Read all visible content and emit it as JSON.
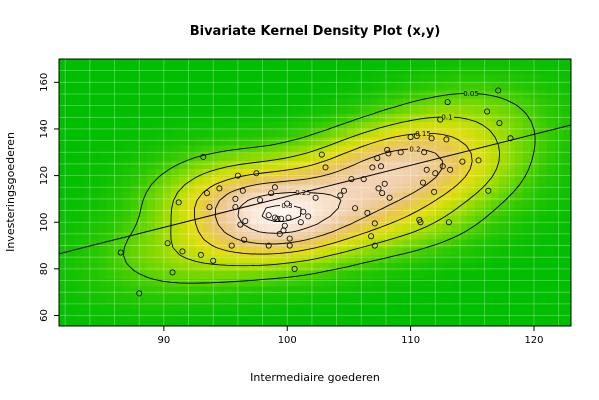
{
  "chart_data": {
    "type": "scatter",
    "title": "Bivariate Kernel Density Plot (x,y)",
    "xlabel": "Intermediaire goederen",
    "ylabel": "Investeringsgoederen",
    "xlim": [
      81.5,
      123
    ],
    "ylim": [
      55.5,
      170
    ],
    "x_ticks": [
      90,
      100,
      110,
      120
    ],
    "y_ticks": [
      60,
      80,
      100,
      120,
      140,
      160
    ],
    "grid": true,
    "background": "kernel density heatmap (green low to white high)",
    "contour_levels": [
      "0.05",
      "0.1",
      "0.15",
      "0.2",
      "0.25",
      "0.3"
    ],
    "regression_line": {
      "intercept": -21.9,
      "slope": 1.33
    },
    "points": [
      {
        "x": 86.5,
        "y": 87
      },
      {
        "x": 88,
        "y": 69.5
      },
      {
        "x": 90.3,
        "y": 91
      },
      {
        "x": 90.7,
        "y": 78.5
      },
      {
        "x": 91.2,
        "y": 108.5
      },
      {
        "x": 91.5,
        "y": 87.5
      },
      {
        "x": 93,
        "y": 86
      },
      {
        "x": 93.2,
        "y": 128
      },
      {
        "x": 93.5,
        "y": 112.5
      },
      {
        "x": 93.7,
        "y": 106.5
      },
      {
        "x": 94,
        "y": 83.5
      },
      {
        "x": 94.5,
        "y": 114.5
      },
      {
        "x": 95.5,
        "y": 90
      },
      {
        "x": 95.8,
        "y": 110
      },
      {
        "x": 95.8,
        "y": 106.5
      },
      {
        "x": 96,
        "y": 120
      },
      {
        "x": 96.2,
        "y": 99
      },
      {
        "x": 96.4,
        "y": 113.5
      },
      {
        "x": 96.5,
        "y": 92.5
      },
      {
        "x": 96.6,
        "y": 100.5
      },
      {
        "x": 97.5,
        "y": 121
      },
      {
        "x": 97.8,
        "y": 109.5
      },
      {
        "x": 98.5,
        "y": 103
      },
      {
        "x": 98.5,
        "y": 90
      },
      {
        "x": 98.7,
        "y": 112.5
      },
      {
        "x": 99,
        "y": 115
      },
      {
        "x": 99,
        "y": 102
      },
      {
        "x": 99.2,
        "y": 101.5
      },
      {
        "x": 99.4,
        "y": 95
      },
      {
        "x": 99.5,
        "y": 101.5
      },
      {
        "x": 99.7,
        "y": 96.5
      },
      {
        "x": 99.8,
        "y": 98.5
      },
      {
        "x": 100,
        "y": 108
      },
      {
        "x": 100.1,
        "y": 102
      },
      {
        "x": 100.2,
        "y": 93
      },
      {
        "x": 100.2,
        "y": 90
      },
      {
        "x": 100.6,
        "y": 80
      },
      {
        "x": 101.1,
        "y": 100
      },
      {
        "x": 101.3,
        "y": 104.5
      },
      {
        "x": 101.7,
        "y": 102.5
      },
      {
        "x": 102.3,
        "y": 110.5
      },
      {
        "x": 102.8,
        "y": 129
      },
      {
        "x": 103.1,
        "y": 123.5
      },
      {
        "x": 104.3,
        "y": 111.5
      },
      {
        "x": 104.6,
        "y": 113.5
      },
      {
        "x": 105.2,
        "y": 118.5
      },
      {
        "x": 105.5,
        "y": 106
      },
      {
        "x": 106.2,
        "y": 118.5
      },
      {
        "x": 106.5,
        "y": 104
      },
      {
        "x": 106.8,
        "y": 94
      },
      {
        "x": 106.9,
        "y": 123.5
      },
      {
        "x": 107.1,
        "y": 99.5
      },
      {
        "x": 107.1,
        "y": 90
      },
      {
        "x": 107.3,
        "y": 127.5
      },
      {
        "x": 107.4,
        "y": 114.5
      },
      {
        "x": 107.6,
        "y": 124
      },
      {
        "x": 107.7,
        "y": 112.5
      },
      {
        "x": 107.9,
        "y": 116.5
      },
      {
        "x": 108.1,
        "y": 131
      },
      {
        "x": 108.2,
        "y": 129.5
      },
      {
        "x": 108.3,
        "y": 110.5
      },
      {
        "x": 109.2,
        "y": 130
      },
      {
        "x": 110,
        "y": 136.5
      },
      {
        "x": 110.5,
        "y": 137
      },
      {
        "x": 110.7,
        "y": 101
      },
      {
        "x": 110.8,
        "y": 100
      },
      {
        "x": 111,
        "y": 117
      },
      {
        "x": 111.1,
        "y": 130
      },
      {
        "x": 111.3,
        "y": 122.5
      },
      {
        "x": 111.7,
        "y": 136
      },
      {
        "x": 111.9,
        "y": 113
      },
      {
        "x": 112,
        "y": 121
      },
      {
        "x": 112.4,
        "y": 144
      },
      {
        "x": 112.6,
        "y": 124
      },
      {
        "x": 112.9,
        "y": 135.5
      },
      {
        "x": 113,
        "y": 151.5
      },
      {
        "x": 113.1,
        "y": 100
      },
      {
        "x": 113.2,
        "y": 122.5
      },
      {
        "x": 114.2,
        "y": 126
      },
      {
        "x": 115.5,
        "y": 126.5
      },
      {
        "x": 116.2,
        "y": 147.5
      },
      {
        "x": 116.3,
        "y": 113.5
      },
      {
        "x": 117.1,
        "y": 156.5
      },
      {
        "x": 117.2,
        "y": 142.5
      },
      {
        "x": 118.1,
        "y": 136
      }
    ]
  }
}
━━━━━━━━━━━━━━━━━━━━━━━━━━━━━━
> **Aim of the task**
Output every entry word for word, but omit the pictures.

> **Task solution**
Read all visible content and emit it as JSON.
{
  "chart_data": {
    "type": "scatter",
    "title": "Bivariate Kernel Density Plot (x,y)",
    "xlabel": "Intermediaire goederen",
    "ylabel": "Investeringsgoederen",
    "xlim": [
      81.5,
      123
    ],
    "ylim": [
      55.5,
      170
    ],
    "x_ticks": [
      90,
      100,
      110,
      120
    ],
    "y_ticks": [
      60,
      80,
      100,
      120,
      140,
      160
    ],
    "grid": true,
    "background": "kernel density heatmap (green low to white high)",
    "contour_levels": [
      "0.05",
      "0.1",
      "0.15",
      "0.2",
      "0.25",
      "0.3"
    ],
    "regression_line": {
      "intercept": -21.9,
      "slope": 1.33
    },
    "points": [
      {
        "x": 86.5,
        "y": 87
      },
      {
        "x": 88,
        "y": 69.5
      },
      {
        "x": 90.3,
        "y": 91
      },
      {
        "x": 90.7,
        "y": 78.5
      },
      {
        "x": 91.2,
        "y": 108.5
      },
      {
        "x": 91.5,
        "y": 87.5
      },
      {
        "x": 93,
        "y": 86
      },
      {
        "x": 93.2,
        "y": 128
      },
      {
        "x": 93.5,
        "y": 112.5
      },
      {
        "x": 93.7,
        "y": 106.5
      },
      {
        "x": 94,
        "y": 83.5
      },
      {
        "x": 94.5,
        "y": 114.5
      },
      {
        "x": 95.5,
        "y": 90
      },
      {
        "x": 95.8,
        "y": 110
      },
      {
        "x": 95.8,
        "y": 106.5
      },
      {
        "x": 96,
        "y": 120
      },
      {
        "x": 96.2,
        "y": 99
      },
      {
        "x": 96.4,
        "y": 113.5
      },
      {
        "x": 96.5,
        "y": 92.5
      },
      {
        "x": 96.6,
        "y": 100.5
      },
      {
        "x": 97.5,
        "y": 121
      },
      {
        "x": 97.8,
        "y": 109.5
      },
      {
        "x": 98.5,
        "y": 103
      },
      {
        "x": 98.5,
        "y": 90
      },
      {
        "x": 98.7,
        "y": 112.5
      },
      {
        "x": 99,
        "y": 115
      },
      {
        "x": 99,
        "y": 102
      },
      {
        "x": 99.2,
        "y": 101.5
      },
      {
        "x": 99.4,
        "y": 95
      },
      {
        "x": 99.5,
        "y": 101.5
      },
      {
        "x": 99.7,
        "y": 96.5
      },
      {
        "x": 99.8,
        "y": 98.5
      },
      {
        "x": 100,
        "y": 108
      },
      {
        "x": 100.1,
        "y": 102
      },
      {
        "x": 100.2,
        "y": 93
      },
      {
        "x": 100.2,
        "y": 90
      },
      {
        "x": 100.6,
        "y": 80
      },
      {
        "x": 101.1,
        "y": 100
      },
      {
        "x": 101.3,
        "y": 104.5
      },
      {
        "x": 101.7,
        "y": 102.5
      },
      {
        "x": 102.3,
        "y": 110.5
      },
      {
        "x": 102.8,
        "y": 129
      },
      {
        "x": 103.1,
        "y": 123.5
      },
      {
        "x": 104.3,
        "y": 111.5
      },
      {
        "x": 104.6,
        "y": 113.5
      },
      {
        "x": 105.2,
        "y": 118.5
      },
      {
        "x": 105.5,
        "y": 106
      },
      {
        "x": 106.2,
        "y": 118.5
      },
      {
        "x": 106.5,
        "y": 104
      },
      {
        "x": 106.8,
        "y": 94
      },
      {
        "x": 106.9,
        "y": 123.5
      },
      {
        "x": 107.1,
        "y": 99.5
      },
      {
        "x": 107.1,
        "y": 90
      },
      {
        "x": 107.3,
        "y": 127.5
      },
      {
        "x": 107.4,
        "y": 114.5
      },
      {
        "x": 107.6,
        "y": 124
      },
      {
        "x": 107.7,
        "y": 112.5
      },
      {
        "x": 107.9,
        "y": 116.5
      },
      {
        "x": 108.1,
        "y": 131
      },
      {
        "x": 108.2,
        "y": 129.5
      },
      {
        "x": 108.3,
        "y": 110.5
      },
      {
        "x": 109.2,
        "y": 130
      },
      {
        "x": 110,
        "y": 136.5
      },
      {
        "x": 110.5,
        "y": 137
      },
      {
        "x": 110.7,
        "y": 101
      },
      {
        "x": 110.8,
        "y": 100
      },
      {
        "x": 111,
        "y": 117
      },
      {
        "x": 111.1,
        "y": 130
      },
      {
        "x": 111.3,
        "y": 122.5
      },
      {
        "x": 111.7,
        "y": 136
      },
      {
        "x": 111.9,
        "y": 113
      },
      {
        "x": 112,
        "y": 121
      },
      {
        "x": 112.4,
        "y": 144
      },
      {
        "x": 112.6,
        "y": 124
      },
      {
        "x": 112.9,
        "y": 135.5
      },
      {
        "x": 113,
        "y": 151.5
      },
      {
        "x": 113.1,
        "y": 100
      },
      {
        "x": 113.2,
        "y": 122.5
      },
      {
        "x": 114.2,
        "y": 126
      },
      {
        "x": 115.5,
        "y": 126.5
      },
      {
        "x": 116.2,
        "y": 147.5
      },
      {
        "x": 116.3,
        "y": 113.5
      },
      {
        "x": 117.1,
        "y": 156.5
      },
      {
        "x": 117.2,
        "y": 142.5
      },
      {
        "x": 118.1,
        "y": 136
      }
    ]
  }
}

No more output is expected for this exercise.